_Written instruction:_
Restate all of the data exactly.

#####

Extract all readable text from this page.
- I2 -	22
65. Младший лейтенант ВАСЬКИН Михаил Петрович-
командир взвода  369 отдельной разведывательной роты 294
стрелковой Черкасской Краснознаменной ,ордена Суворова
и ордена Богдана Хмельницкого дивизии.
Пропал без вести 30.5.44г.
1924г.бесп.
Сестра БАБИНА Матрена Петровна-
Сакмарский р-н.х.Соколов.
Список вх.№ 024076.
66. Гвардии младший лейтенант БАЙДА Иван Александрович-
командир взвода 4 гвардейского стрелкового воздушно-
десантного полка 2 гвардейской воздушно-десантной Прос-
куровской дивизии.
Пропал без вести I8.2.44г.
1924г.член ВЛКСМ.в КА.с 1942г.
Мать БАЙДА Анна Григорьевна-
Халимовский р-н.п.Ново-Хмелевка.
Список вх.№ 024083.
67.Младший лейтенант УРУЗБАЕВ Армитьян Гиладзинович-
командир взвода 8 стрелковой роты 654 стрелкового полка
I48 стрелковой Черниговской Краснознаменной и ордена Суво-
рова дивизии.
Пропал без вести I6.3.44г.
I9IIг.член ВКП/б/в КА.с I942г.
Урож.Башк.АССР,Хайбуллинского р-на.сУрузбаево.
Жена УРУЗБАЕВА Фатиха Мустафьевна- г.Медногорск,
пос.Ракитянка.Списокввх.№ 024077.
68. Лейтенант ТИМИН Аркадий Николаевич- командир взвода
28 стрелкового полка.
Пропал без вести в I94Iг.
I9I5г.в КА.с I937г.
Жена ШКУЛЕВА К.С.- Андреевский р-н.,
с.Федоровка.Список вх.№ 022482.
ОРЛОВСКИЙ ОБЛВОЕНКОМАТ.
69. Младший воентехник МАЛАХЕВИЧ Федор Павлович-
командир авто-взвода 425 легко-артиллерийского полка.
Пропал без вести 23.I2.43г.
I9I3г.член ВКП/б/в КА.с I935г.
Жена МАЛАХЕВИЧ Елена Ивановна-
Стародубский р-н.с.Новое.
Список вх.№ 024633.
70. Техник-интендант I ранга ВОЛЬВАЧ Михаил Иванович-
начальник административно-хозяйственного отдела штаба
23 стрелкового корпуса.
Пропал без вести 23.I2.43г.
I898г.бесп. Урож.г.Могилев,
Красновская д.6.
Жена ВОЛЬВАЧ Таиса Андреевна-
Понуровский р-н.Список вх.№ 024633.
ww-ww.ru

#####

_Answer to this problem:_
Extract all readable text from this page.
- I2 -	22
65. Младший лейтенант ВАСЬКИН Михаил Петрович-
командир взвода  369 отдельной разведывательной роты 294
стрелковой Черкасской Краснознаменной ,ордена Суворова
и ордена Богдана Хмельницкого дивизии.
Пропал без вести 30.5.44г.
1924г.бесп.
Сестра БАБИНА Матрена Петровна-
Сакмарский р-н.х.Соколов.
Список вх.№ 024076.
66. Гвардии младший лейтенант БАЙДА Иван Александрович-
командир взвода 4 гвардейского стрелкового воздушно-
десантного полка 2 гвардейской воздушно-десантной Прос-
куровской дивизии.
Пропал без вести I8.2.44г.
1924г.член ВЛКСМ.в КА.с 1942г.
Мать БАЙДА Анна Григорьевна-
Халимовский р-н.п.Ново-Хмелевка.
Список вх.№ 024083.
67.Младший лейтенант УРУЗБАЕВ Армитьян Гиладзинович-
командир взвода 8 стрелковой роты 654 стрелкового полка
I48 стрелковой Черниговской Краснознаменной и ордена Суво-
рова дивизии.
Пропал без вести I6.3.44г.
I9IIг.член ВКП/б/в КА.с I942г.
Урож.Башк.АССР,Хайбуллинского р-на.сУрузбаево.
Жена УРУЗБАЕВА Фатиха Мустафьевна- г.Медногорск,
пос.Ракитянка.Списокввх.№ 024077.
68. Лейтенант ТИМИН Аркадий Николаевич- командир взвода
28 стрелкового полка.
Пропал без вести в I94Iг.
I9I5г.в КА.с I937г.
Жена ШКУЛЕВА К.С.- Андреевский р-н.,
с.Федоровка.Список вх.№ 022482.
ОРЛОВСКИЙ ОБЛВОЕНКОМАТ.
69. Младший воентехник МАЛАХЕВИЧ Федор Павлович-
командир авто-взвода 425 легко-артиллерийского полка.
Пропал без вести 23.I2.43г.
I9I3г.член ВКП/б/в КА.с I935г.
Жена МАЛАХЕВИЧ Елена Ивановна-
Стародубский р-н.с.Новое.
Список вх.№ 024633.
70. Техник-интендант I ранга ВОЛЬВАЧ Михаил Иванович-
начальник административно-хозяйственного отдела штаба
23 стрелкового корпуса.
Пропал без вести 23.I2.43г.
I898г.бесп. Урож.г.Могилев,
Красновская д.6.
Жена ВОЛЬВАЧ Таиса Андреевна-
Понуровский р-н.Список вх.№ 024633.
ww-ww.ru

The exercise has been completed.